* Exercise objective: Can you continue the notebook code that writes each stage's SLDB to a TFRecord file, picking up after its final comment line?
Text block Block Start
Directory /home/developer/gcp/cbidmltsf/sldbs/CPE04115_H_kw_20201021084001_064001_024 was created.


In [42]:
# now persist SLDBs as TFRecords
for stage in stages:
    N_ROWS = sldb['stats'][stage]['trimmed_to_count']
    filename = '{}/{}.tfrecord'.format(sldb_dir, stage)
    with tf.io.TFRecordWriter(filename) as writer:
        # get an iterable with the indexes of the NumPy array to be stored in the TFRecord file
        for row in np.arange(N_ROWS):
            example = tf.train.Example(
                # features within the example
                features=tf.train.Features(
                    # individual feature definition
                    # [lecture[0] for lecture in Xadj_train[row]] flattens the adjacent hours array
                    feature={'hourly': _float_feature_from_list_of_values(tfrecords[stage]['hourly'][row]),
                             'target': _float_feature_from_list_of_values(tfrecords[stage]['targets'][row]),
                             'oh_wd': _float_feature_from_list_of_values(tfrecords[stage]['oh_wds'][row]),
                             'oh_dh': _float_feature_from_list_of_values(tfrecords[stage]['oh_dhs'][row]),
                             # timestamps to be incorporated later as _byte_feature???
Text block Block End
Provided records Block Start
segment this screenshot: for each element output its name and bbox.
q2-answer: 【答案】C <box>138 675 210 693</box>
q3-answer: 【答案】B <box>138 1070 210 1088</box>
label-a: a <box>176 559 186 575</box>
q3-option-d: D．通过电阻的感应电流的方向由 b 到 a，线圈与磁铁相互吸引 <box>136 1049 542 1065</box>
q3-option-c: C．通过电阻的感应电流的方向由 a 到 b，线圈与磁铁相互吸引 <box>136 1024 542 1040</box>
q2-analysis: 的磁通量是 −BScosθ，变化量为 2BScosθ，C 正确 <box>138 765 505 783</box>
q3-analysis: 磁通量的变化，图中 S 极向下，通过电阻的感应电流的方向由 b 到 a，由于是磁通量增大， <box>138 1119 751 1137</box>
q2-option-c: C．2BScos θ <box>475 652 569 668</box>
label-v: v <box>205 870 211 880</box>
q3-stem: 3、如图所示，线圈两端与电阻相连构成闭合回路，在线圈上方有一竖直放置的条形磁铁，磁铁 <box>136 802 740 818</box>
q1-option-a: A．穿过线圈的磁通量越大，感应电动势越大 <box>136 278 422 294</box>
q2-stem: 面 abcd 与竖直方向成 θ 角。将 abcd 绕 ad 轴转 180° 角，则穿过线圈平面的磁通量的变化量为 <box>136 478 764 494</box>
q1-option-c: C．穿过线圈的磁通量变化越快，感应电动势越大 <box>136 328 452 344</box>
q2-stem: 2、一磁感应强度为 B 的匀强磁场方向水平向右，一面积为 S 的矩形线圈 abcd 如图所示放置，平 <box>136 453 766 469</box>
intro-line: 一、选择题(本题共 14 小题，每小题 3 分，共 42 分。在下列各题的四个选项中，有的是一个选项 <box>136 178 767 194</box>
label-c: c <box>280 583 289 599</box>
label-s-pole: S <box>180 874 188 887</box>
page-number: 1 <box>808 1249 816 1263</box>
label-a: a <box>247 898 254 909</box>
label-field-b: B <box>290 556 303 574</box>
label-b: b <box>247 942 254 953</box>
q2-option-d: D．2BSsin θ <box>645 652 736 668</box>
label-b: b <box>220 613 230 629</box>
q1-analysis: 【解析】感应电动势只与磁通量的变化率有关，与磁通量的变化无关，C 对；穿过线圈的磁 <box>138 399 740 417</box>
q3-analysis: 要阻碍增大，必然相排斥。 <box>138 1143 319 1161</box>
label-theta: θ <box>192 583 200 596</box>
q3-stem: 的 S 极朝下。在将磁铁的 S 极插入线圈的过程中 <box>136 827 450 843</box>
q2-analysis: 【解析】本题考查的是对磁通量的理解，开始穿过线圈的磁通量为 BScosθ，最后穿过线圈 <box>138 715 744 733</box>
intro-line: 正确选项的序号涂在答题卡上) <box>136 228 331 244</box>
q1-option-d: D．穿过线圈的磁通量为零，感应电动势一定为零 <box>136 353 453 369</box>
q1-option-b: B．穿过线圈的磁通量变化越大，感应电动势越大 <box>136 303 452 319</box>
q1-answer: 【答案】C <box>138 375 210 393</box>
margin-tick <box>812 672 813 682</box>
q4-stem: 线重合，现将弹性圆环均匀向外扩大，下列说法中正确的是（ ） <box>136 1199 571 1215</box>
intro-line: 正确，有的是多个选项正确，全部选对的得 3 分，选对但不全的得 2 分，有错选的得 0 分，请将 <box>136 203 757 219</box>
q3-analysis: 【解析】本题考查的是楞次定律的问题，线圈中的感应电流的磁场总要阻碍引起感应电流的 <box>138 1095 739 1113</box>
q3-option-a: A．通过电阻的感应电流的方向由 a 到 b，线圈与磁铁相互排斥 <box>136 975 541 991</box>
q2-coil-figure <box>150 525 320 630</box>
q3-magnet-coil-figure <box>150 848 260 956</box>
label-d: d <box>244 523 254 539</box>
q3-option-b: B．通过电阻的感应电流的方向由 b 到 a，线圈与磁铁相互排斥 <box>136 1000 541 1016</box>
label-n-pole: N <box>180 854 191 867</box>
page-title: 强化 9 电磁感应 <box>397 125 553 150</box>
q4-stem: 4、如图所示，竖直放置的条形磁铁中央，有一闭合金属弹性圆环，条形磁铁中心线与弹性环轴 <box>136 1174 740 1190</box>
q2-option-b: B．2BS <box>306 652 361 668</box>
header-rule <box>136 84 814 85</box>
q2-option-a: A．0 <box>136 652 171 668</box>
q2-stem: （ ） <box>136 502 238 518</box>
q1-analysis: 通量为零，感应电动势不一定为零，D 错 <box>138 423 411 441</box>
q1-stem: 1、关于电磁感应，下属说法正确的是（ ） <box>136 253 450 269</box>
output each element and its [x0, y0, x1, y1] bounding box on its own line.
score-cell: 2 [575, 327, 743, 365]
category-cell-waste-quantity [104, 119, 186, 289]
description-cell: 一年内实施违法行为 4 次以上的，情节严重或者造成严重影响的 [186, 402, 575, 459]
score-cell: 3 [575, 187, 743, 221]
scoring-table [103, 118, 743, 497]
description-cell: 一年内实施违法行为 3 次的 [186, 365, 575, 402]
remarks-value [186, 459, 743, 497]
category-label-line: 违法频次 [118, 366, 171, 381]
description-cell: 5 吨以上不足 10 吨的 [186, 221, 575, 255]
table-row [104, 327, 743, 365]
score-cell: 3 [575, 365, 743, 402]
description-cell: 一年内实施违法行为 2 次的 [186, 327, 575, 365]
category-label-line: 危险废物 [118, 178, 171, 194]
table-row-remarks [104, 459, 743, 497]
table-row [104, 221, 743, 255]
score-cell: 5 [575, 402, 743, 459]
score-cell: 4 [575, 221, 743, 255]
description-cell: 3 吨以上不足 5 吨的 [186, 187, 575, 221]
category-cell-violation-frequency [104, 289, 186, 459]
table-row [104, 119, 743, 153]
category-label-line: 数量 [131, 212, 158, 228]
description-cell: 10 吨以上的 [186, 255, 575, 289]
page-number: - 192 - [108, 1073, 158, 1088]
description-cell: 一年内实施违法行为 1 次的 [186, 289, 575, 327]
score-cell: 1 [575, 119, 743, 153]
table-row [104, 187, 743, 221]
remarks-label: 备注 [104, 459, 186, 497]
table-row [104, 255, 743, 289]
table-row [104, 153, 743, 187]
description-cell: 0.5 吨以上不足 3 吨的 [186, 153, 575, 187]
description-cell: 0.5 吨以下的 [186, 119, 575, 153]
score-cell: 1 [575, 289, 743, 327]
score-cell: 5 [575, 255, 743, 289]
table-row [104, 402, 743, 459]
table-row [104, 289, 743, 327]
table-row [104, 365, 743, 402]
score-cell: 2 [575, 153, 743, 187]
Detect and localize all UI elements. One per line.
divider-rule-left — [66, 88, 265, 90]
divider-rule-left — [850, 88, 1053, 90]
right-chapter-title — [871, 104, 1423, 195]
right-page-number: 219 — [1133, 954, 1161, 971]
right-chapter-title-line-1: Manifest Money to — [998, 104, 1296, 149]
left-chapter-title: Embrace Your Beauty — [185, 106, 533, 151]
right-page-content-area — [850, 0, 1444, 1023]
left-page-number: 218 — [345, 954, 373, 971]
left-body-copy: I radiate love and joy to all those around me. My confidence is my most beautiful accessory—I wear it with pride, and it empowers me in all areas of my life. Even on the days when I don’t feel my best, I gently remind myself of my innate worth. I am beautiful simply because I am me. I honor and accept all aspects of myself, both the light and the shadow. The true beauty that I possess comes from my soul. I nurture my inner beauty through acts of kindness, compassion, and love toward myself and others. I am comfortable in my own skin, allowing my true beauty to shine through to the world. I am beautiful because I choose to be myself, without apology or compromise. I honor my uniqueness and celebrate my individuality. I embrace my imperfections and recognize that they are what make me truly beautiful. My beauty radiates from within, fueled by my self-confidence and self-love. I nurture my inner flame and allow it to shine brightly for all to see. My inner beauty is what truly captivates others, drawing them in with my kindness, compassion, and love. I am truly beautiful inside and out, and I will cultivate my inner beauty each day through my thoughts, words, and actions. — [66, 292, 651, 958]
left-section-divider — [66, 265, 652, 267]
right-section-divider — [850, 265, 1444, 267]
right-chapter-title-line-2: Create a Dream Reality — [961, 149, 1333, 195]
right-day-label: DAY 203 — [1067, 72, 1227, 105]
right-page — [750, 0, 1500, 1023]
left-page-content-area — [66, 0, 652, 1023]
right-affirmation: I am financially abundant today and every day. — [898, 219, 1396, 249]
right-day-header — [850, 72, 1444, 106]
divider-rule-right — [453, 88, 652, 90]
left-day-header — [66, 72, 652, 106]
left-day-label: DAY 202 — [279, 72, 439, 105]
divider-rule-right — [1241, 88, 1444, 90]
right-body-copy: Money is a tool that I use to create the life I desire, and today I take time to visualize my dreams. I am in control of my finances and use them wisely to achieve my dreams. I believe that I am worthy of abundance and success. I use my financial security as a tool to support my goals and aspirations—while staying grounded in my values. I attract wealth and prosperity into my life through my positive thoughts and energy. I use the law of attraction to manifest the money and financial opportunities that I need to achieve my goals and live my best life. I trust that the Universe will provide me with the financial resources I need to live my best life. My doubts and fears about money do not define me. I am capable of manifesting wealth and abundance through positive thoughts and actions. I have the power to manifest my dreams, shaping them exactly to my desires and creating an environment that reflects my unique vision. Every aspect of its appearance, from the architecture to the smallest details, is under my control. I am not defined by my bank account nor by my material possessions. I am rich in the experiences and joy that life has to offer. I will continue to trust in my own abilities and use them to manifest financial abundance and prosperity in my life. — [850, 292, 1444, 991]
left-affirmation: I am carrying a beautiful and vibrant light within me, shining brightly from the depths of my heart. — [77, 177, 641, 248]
Provided records Block End
* Written answer:
                             'timestamp': _bytes_feature_from_list_of_values(tfrecords[stage]['timestamps'][row])
                             }
                )
            )
            serialized_example = example.SerializeToString()
            writer.write(serialized_example)

In [43]:
# build a path for the json file
json_filename = '{}/sldb.json'.format(sldb_dir)

In [44]:
# persist the final, compact dictionary to JSON
with open(json_filename, 'w') as filename:
    json.dump(sldb, filename, indent=4)

In [45]:
# do not forget to sync sldbs/ from local to GS after the previous operations!

In [46]:
!gsutil rsync -d -r /home/developer/gcp/cbidmltsf/sldbs gs://cbidmltsf/sldbs

Building synchronization state...
Starting synchronization...
Copying file:///home/developer/gcp/cbidmltsf/sldbs/CPE04115_H_kw_20201021084001_064001_024/eval.tfrecord [Content-Type=application/octet-stream]...
Copying file:///home/developer/gcp/cbidmltsf/sldbs/CPE04115_H_kw_20201021084001_064001_024/sldb.json [Content-Type=application/json]...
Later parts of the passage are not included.